▶ STATED PROBLEM
Identify and pull out each line of the entries in which "reserved" occurs.

[Records contained in a dataset]
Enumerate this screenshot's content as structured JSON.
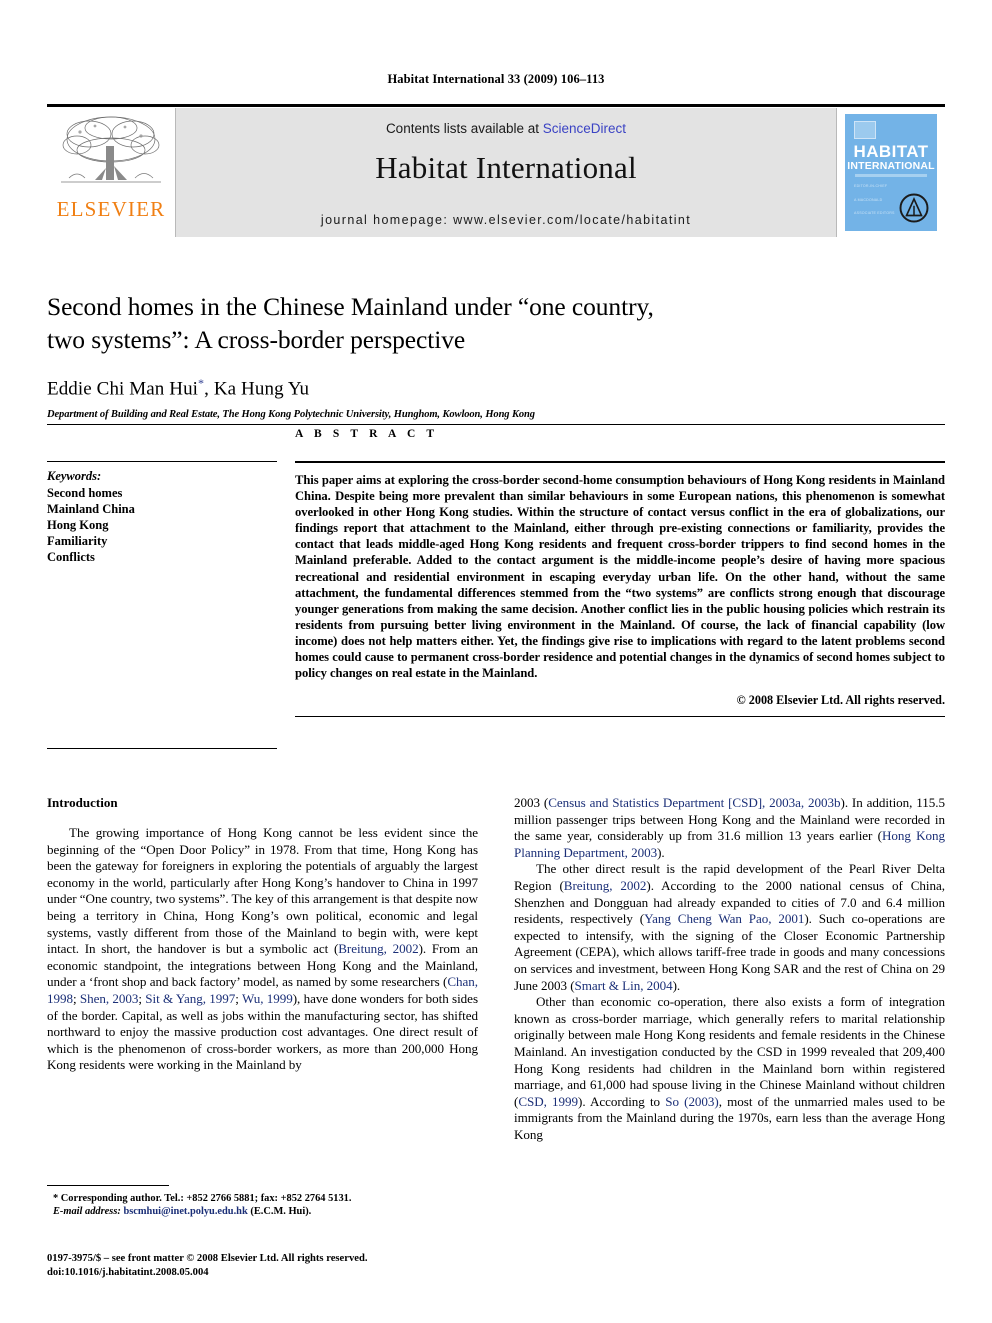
{
  "running_head": "Habitat International 33 (2009) 106–113",
  "masthead": {
    "publisher_wordmark": "ELSEVIER",
    "contents_prefix": "Contents lists available at ",
    "sciencedirect": "ScienceDirect",
    "journal_name": "Habitat International",
    "homepage": "journal homepage: www.elsevier.com/locate/habitatint",
    "cover": {
      "title_line1": "HABITAT",
      "title_line2": "INTERNATIONAL",
      "meta_line1": "EDITOR-IN-CHIEF",
      "meta_line2": "A MACDONALD",
      "meta_line3": "ASSOCIATE EDITORS"
    },
    "colors": {
      "banner_bg": "#e3e3e3",
      "elsevier_orange": "#F07F13",
      "cover_blue": "#73b3e7",
      "link_blue": "#3b43c4"
    }
  },
  "article": {
    "title_line1": "Second homes in the Chinese Mainland under “one country,",
    "title_line2": "two systems”: A cross-border perspective",
    "authors": "Eddie Chi Man Hui",
    "authors_tail": ", Ka Hung Yu",
    "corresponding_mark": "*",
    "affiliation": "Department of Building and Real Estate, The Hong Kong Polytechnic University, Hunghom, Kowloon, Hong Kong"
  },
  "keywords": {
    "heading": "Keywords:",
    "items": [
      "Second homes",
      "Mainland China",
      "Hong Kong",
      "Familiarity",
      "Conflicts"
    ]
  },
  "abstract": {
    "heading": "A B S T R A C T",
    "text": "This paper aims at exploring the cross-border second-home consumption behaviours of Hong Kong residents in Mainland China. Despite being more prevalent than similar behaviours in some European nations, this phenomenon is somewhat overlooked in other Hong Kong studies. Within the structure of contact versus conflict in the era of globalizations, our findings report that attachment to the Mainland, either through pre-existing connections or familiarity, provides the contact that leads middle-aged Hong Kong residents and frequent cross-border trippers to find second homes in the Mainland preferable. Added to the contact argument is the middle-income people’s desire of having more spacious recreational and residential environment in escaping everyday urban life. On the other hand, without the same attachment, the fundamental differences stemmed from the “two systems” are conflicts strong enough that discourage younger generations from making the same decision. Another conflict lies in the public housing policies which restrain its residents from pursuing better living environment in the Mainland. Of course, the lack of financial capability (low income) does not help matters either. Yet, the findings give rise to implications with regard to the latent problems second homes could cause to permanent cross-border residence and potential changes in the dynamics of second homes subject to policy changes on real estate in the Mainland.",
    "copyright": "© 2008 Elsevier Ltd. All rights reserved."
  },
  "body": {
    "section_heading": "Introduction",
    "left_paragraphs": [
      {
        "runs": [
          {
            "t": "The growing importance of Hong Kong cannot be less evident since the beginning of the “Open Door Policy” in 1978. From that time, Hong Kong has been the gateway for foreigners in exploring the potentials of arguably the largest economy in the world, particularly after Hong Kong’s handover to China in 1997 under “One country, two systems”. The key of this arrangement is that despite now being a territory in China, Hong Kong’s own political, economic and legal systems, vastly different from those of the Mainland to begin with, were kept intact. In short, the handover is but a symbolic act ("
          },
          {
            "t": "Breitung, 2002",
            "cite": true
          },
          {
            "t": "). From an economic standpoint, the integrations between Hong Kong and the Mainland, under a ‘front shop and back factory’ model, as named by some researchers ("
          },
          {
            "t": "Chan, 1998",
            "cite": true
          },
          {
            "t": "; "
          },
          {
            "t": "Shen, 2003",
            "cite": true
          },
          {
            "t": "; "
          },
          {
            "t": "Sit & Yang, 1997",
            "cite": true
          },
          {
            "t": "; "
          },
          {
            "t": "Wu, 1999",
            "cite": true
          },
          {
            "t": "), have done wonders for both sides of the border. Capital, as well as jobs within the manufacturing sector, has shifted northward to enjoy the massive production cost advantages. One direct result of which is the phenomenon of cross-border workers, as more than 200,000 Hong Kong residents were working in the Mainland by"
          }
        ],
        "indent": true
      }
    ],
    "right_paragraphs": [
      {
        "runs": [
          {
            "t": "2003 ("
          },
          {
            "t": "Census and Statistics Department [CSD], 2003a, 2003b",
            "cite": true
          },
          {
            "t": "). In addition, 115.5 million passenger trips between Hong Kong and the Mainland were recorded in the same year, considerably up from 31.6 million 13 years earlier ("
          },
          {
            "t": "Hong Kong Planning Department, 2003",
            "cite": true
          },
          {
            "t": ")."
          }
        ],
        "indent": false
      },
      {
        "runs": [
          {
            "t": "The other direct result is the rapid development of the Pearl River Delta Region ("
          },
          {
            "t": "Breitung, 2002",
            "cite": true
          },
          {
            "t": "). According to the 2000 national census of China, Shenzhen and Dongguan had already expanded to cities of 7.0 and 6.4 million residents, respectively ("
          },
          {
            "t": "Yang Cheng Wan Pao, 2001",
            "cite": true
          },
          {
            "t": "). Such co-operations are expected to intensify, with the signing of the Closer Economic Partnership Agreement (CEPA), which allows tariff-free trade in goods and many concessions on services and investment, between Hong Kong SAR and the rest of China on 29 June 2003 ("
          },
          {
            "t": "Smart & Lin, 2004",
            "cite": true
          },
          {
            "t": ")."
          }
        ],
        "indent": true
      },
      {
        "runs": [
          {
            "t": "Other than economic co-operation, there also exists a form of integration known as cross-border marriage, which generally refers to marital relationship originally between male Hong Kong residents and female residents in the Chinese Mainland. An investigation conducted by the CSD in 1999 revealed that 209,400 Hong Kong residents had children in the Mainland born within registered marriage, and 61,000 had spouse living in the Chinese Mainland without children ("
          },
          {
            "t": "CSD, 1999",
            "cite": true
          },
          {
            "t": "). According to "
          },
          {
            "t": "So (2003)",
            "cite": true
          },
          {
            "t": ", most of the unmarried males used to be immigrants from the Mainland during the 1970s, earn less than the average Hong Kong"
          }
        ],
        "indent": true
      }
    ]
  },
  "footnote": {
    "corresponding": "* Corresponding author. Tel.: +852 2766 5881; fax: +852 2764 5131.",
    "email_label": "E-mail address:",
    "email": "bscmhui@inet.polyu.edu.hk",
    "email_owner": "(E.C.M. Hui).",
    "imprint_line1": "0197-3975/$ – see front matter © 2008 Elsevier Ltd. All rights reserved.",
    "imprint_line2": "doi:10.1016/j.habitatint.2008.05.004"
  }
}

▶ WORKED ANSWER
    "copyright": "© 2008 Elsevier Ltd. All rights reserved."
    "imprint_line1": "0197-3975/$ – see front matter © 2008 Elsevier Ltd. All rights reserved.",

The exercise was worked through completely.